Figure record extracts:
_ _ _ _ _

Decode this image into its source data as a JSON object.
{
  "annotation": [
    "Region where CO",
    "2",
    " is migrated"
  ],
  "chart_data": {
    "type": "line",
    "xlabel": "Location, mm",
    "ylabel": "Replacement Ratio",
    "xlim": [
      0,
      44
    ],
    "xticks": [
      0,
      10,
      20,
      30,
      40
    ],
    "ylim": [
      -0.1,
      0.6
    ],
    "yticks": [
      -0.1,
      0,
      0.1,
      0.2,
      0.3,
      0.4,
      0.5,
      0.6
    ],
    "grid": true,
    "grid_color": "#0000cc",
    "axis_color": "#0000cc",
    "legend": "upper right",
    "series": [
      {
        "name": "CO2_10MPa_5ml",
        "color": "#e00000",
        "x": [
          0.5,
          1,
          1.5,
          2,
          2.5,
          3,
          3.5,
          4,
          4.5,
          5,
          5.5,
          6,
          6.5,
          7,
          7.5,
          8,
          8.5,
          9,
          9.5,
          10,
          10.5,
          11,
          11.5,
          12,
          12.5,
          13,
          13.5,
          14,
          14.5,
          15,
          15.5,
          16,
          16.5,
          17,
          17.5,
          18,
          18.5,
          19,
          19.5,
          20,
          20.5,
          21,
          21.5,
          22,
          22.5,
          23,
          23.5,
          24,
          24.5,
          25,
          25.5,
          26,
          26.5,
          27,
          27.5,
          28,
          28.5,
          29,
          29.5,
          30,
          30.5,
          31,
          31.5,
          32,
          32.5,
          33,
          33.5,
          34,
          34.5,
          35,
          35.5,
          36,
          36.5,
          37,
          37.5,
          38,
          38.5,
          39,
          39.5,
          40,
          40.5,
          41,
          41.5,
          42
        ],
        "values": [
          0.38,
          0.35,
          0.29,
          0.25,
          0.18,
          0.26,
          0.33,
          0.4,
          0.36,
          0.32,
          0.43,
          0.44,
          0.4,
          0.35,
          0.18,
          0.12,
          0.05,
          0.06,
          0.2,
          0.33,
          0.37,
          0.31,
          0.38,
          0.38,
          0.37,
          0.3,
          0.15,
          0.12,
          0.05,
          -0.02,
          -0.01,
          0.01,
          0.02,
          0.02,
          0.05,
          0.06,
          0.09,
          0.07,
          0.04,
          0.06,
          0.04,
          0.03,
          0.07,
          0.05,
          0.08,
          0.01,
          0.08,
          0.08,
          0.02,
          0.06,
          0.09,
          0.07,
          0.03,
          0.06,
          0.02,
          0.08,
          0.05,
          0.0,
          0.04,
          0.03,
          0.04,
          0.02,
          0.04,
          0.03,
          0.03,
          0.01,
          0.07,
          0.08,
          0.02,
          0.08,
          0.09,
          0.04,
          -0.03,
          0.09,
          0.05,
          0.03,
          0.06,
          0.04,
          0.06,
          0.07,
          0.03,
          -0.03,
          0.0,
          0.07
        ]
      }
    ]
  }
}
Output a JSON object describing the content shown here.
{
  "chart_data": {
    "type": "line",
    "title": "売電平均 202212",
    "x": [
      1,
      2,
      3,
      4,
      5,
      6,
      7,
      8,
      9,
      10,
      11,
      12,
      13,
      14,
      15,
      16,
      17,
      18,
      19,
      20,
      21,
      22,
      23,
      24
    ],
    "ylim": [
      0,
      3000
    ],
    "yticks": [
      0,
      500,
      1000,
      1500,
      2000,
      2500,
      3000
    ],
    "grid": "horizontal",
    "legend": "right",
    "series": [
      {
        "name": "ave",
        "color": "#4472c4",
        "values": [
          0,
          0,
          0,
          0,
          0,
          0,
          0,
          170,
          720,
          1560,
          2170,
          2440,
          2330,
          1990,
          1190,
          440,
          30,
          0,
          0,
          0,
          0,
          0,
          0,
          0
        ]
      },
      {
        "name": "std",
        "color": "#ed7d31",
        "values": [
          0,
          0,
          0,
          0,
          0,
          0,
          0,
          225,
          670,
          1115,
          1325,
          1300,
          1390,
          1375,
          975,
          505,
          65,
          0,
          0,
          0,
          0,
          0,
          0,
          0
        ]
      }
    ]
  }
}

_ _ _ _ _

• **Stated task**:
Every line above should be written out again exactly as it stands.

• **Full solution**:
Decode this image into its source data as a JSON object.
{
  "annotation": [
    "Region where CO",
    "2",
    " is migrated"
  ],
  "chart_data": {
    "type": "line",
    "xlabel": "Location, mm",
    "ylabel": "Replacement Ratio",
    "xlim": [
      0,
      44
    ],
    "xticks": [
      0,
      10,
      20,
      30,
      40
    ],
    "ylim": [
      -0.1,
      0.6
    ],
    "yticks": [
      -0.1,
      0,
      0.1,
      0.2,
      0.3,
      0.4,
      0.5,
      0.6
    ],
    "grid": true,
    "grid_color": "#0000cc",
    "axis_color": "#0000cc",
    "legend": "upper right",
    "series": [
      {
        "name": "CO2_10MPa_5ml",
        "color": "#e00000",
        "x": [
          0.5,
          1,
          1.5,
          2,
          2.5,
          3,
          3.5,
          4,
          4.5,
          5,
          5.5,
          6,
          6.5,
          7,
          7.5,
          8,
          8.5,
          9,
          9.5,
          10,
          10.5,
          11,
          11.5,
          12,
          12.5,
          13,
          13.5,
          14,
          14.5,
          15,
          15.5,
          16,
          16.5,
          17,
          17.5,
          18,
          18.5,
          19,
          19.5,
          20,
          20.5,
          21,
          21.5,
          22,
          22.5,
          23,
          23.5,
          24,
          24.5,
          25,
          25.5,
          26,
          26.5,
          27,
          27.5,
          28,
          28.5,
          29,
          29.5,
          30,
          30.5,
          31,
          31.5,
          32,
          32.5,
          33,
          33.5,
          34,
          34.5,
          35,
          35.5,
          36,
          36.5,
          37,
          37.5,
          38,
          38.5,
          39,
          39.5,
          40,
          40.5,
          41,
          41.5,
          42
        ],
        "values": [
          0.38,
          0.35,
          0.29,
          0.25,
          0.18,
          0.26,
          0.33,
          0.4,
          0.36,
          0.32,
          0.43,
          0.44,
          0.4,
          0.35,
          0.18,
          0.12,
          0.05,
          0.06,
          0.2,
          0.33,
          0.37,
          0.31,
          0.38,
          0.38,
          0.37,
          0.3,
          0.15,
          0.12,
          0.05,
          -0.02,
          -0.01,
          0.01,
          0.02,
          0.02,
          0.05,
          0.06,
          0.09,
          0.07,
          0.04,
          0.06,
          0.04,
          0.03,
          0.07,
          0.05,
          0.08,
          0.01,
          0.08,
          0.08,
          0.02,
          0.06,
          0.09,
          0.07,
          0.03,
          0.06,
          0.02,
          0.08,
          0.05,
          0.0,
          0.04,
          0.03,
          0.04,
          0.02,
          0.04,
          0.03,
          0.03,
          0.01,
          0.07,
          0.08,
          0.02,
          0.08,
          0.09,
          0.04,
          -0.03,
          0.09,
          0.05,
          0.03,
          0.06,
          0.04,
          0.06,
          0.07,
          0.03,
          -0.03,
          0.0,
          0.07
        ]
      }
    ]
  }
}
Output a JSON object describing the content shown here.
{
  "chart_data": {
    "type": "line",
    "title": "売電平均 202212",
    "x": [
      1,
      2,
      3,
      4,
      5,
      6,
      7,
      8,
      9,
      10,
      11,
      12,
      13,
      14,
      15,
      16,
      17,
      18,
      19,
      20,
      21,
      22,
      23,
      24
    ],
    "ylim": [
      0,
      3000
    ],
    "yticks": [
      0,
      500,
      1000,
      1500,
      2000,
      2500,
      3000
    ],
    "grid": "horizontal",
    "legend": "right",
    "series": [
      {
        "name": "ave",
        "color": "#4472c4",
        "values": [
          0,
          0,
          0,
          0,
          0,
          0,
          0,
          170,
          720,
          1560,
          2170,
          2440,
          2330,
          1990,
          1190,
          440,
          30,
          0,
          0,
          0,
          0,
          0,
          0,
          0
        ]
      },
      {
        "name": "std",
        "color": "#ed7d31",
        "values": [
          0,
          0,
          0,
          0,
          0,
          0,
          0,
          225,
          670,
          1115,
          1325,
          1300,
          1390,
          1375,
          975,
          505,
          65,
          0,
          0,
          0,
          0,
          0,
          0,
          0
        ]
      }
    ]
  }
}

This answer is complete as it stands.